:: TASK PROMPT ::
Copy every line of the material below word for word, with the same characters, numbers and line breaks.

:: AVAILABLE RECORDS ::
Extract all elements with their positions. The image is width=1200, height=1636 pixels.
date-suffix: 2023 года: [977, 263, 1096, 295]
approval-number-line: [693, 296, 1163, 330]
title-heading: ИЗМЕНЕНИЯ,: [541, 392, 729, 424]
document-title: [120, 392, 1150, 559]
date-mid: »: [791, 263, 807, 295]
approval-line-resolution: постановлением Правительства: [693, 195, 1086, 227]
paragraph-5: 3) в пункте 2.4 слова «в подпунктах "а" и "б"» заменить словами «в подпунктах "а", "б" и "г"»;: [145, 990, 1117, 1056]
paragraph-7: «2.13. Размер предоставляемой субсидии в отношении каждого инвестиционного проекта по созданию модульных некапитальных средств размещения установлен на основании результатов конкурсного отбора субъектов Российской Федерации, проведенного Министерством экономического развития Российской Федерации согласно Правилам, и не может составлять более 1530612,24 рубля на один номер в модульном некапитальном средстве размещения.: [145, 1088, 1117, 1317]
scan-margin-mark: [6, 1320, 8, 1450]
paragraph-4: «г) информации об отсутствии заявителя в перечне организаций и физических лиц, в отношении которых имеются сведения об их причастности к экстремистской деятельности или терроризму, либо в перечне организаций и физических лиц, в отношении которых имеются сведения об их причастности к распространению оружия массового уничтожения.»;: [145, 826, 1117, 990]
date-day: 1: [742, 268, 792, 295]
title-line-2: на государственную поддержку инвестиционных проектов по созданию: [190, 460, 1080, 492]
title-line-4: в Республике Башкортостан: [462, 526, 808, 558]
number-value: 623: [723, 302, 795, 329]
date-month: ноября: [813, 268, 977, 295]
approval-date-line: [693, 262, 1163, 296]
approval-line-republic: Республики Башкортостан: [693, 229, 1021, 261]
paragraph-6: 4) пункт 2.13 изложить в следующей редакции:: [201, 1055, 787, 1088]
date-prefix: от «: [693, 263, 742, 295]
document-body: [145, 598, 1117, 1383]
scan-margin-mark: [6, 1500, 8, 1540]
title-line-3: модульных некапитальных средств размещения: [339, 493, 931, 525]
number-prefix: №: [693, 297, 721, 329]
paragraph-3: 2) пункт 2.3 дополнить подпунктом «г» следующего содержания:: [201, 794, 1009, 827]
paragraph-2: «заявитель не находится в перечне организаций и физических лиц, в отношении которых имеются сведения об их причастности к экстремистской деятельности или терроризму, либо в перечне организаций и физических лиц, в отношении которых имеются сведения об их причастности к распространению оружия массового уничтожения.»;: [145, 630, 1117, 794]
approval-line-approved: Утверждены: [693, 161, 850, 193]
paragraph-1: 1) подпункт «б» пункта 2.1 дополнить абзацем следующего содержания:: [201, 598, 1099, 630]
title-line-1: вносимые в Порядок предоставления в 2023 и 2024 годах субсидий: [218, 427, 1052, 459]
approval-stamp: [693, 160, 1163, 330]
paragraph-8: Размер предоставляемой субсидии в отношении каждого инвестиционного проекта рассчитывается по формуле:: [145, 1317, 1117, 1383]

:: SOLVED PROBLEM ::
Extract all elements with their positions. The image is width=1200, height=1636 pixels.
date-suffix: 2023 года: [977, 263, 1096, 295]
approval-number-line: [693, 296, 1163, 330]
title-heading: ИЗМЕНЕНИЯ,: [541, 392, 729, 424]
document-title: [120, 392, 1150, 559]
date-mid: »: [791, 263, 807, 295]
approval-line-resolution: постановлением Правительства: [693, 195, 1086, 227]
paragraph-5: 3) в пункте 2.4 слова «в подпунктах "а" и "б"» заменить словами «в подпунктах "а", "б" и "г"»;: [145, 990, 1117, 1056]
paragraph-7: «2.13. Размер предоставляемой субсидии в отношении каждого инвестиционного проекта по созданию модульных некапитальных средств размещения установлен на основании результатов конкурсного отбора субъектов Российской Федерации, проведенного Министерством экономического развития Российской Федерации согласно Правилам, и не может составлять более 1530612,24 рубля на один номер в модульном некапитальном средстве размещения.: [145, 1088, 1117, 1317]
scan-margin-mark: [6, 1320, 8, 1450]
paragraph-4: «г) информации об отсутствии заявителя в перечне организаций и физических лиц, в отношении которых имеются сведения об их причастности к экстремистской деятельности или терроризму, либо в перечне организаций и физических лиц, в отношении которых имеются сведения об их причастности к распространению оружия массового уничтожения.»;: [145, 826, 1117, 990]
date-day: 1: [742, 268, 792, 295]
title-line-2: на государственную поддержку инвестиционных проектов по созданию: [190, 460, 1080, 492]
title-line-4: в Республике Башкортостан: [462, 526, 808, 558]
number-value: 623: [723, 302, 795, 329]
date-month: ноября: [813, 268, 977, 295]
approval-date-line: [693, 262, 1163, 296]
approval-line-republic: Республики Башкортостан: [693, 229, 1021, 261]
paragraph-6: 4) пункт 2.13 изложить в следующей редакции:: [201, 1055, 787, 1088]
date-prefix: от «: [693, 263, 742, 295]
document-body: [145, 598, 1117, 1383]
scan-margin-mark: [6, 1500, 8, 1540]
title-line-3: модульных некапитальных средств размещения: [339, 493, 931, 525]
number-prefix: №: [693, 297, 721, 329]
paragraph-3: 2) пункт 2.3 дополнить подпунктом «г» следующего содержания:: [201, 794, 1009, 827]
paragraph-2: «заявитель не находится в перечне организаций и физических лиц, в отношении которых имеются сведения об их причастности к экстремистской деятельности или терроризму, либо в перечне организаций и физических лиц, в отношении которых имеются сведения об их причастности к распространению оружия массового уничтожения.»;: [145, 630, 1117, 794]
approval-line-approved: Утверждены: [693, 161, 850, 193]
paragraph-1: 1) подпункт «б» пункта 2.1 дополнить абзацем следующего содержания:: [201, 598, 1099, 630]
title-line-1: вносимые в Порядок предоставления в 2023 и 2024 годах субсидий: [218, 427, 1052, 459]
approval-stamp: [693, 160, 1163, 330]
paragraph-8: Размер предоставляемой субсидии в отношении каждого инвестиционного проекта рассчитывается по формуле:: [145, 1317, 1117, 1383]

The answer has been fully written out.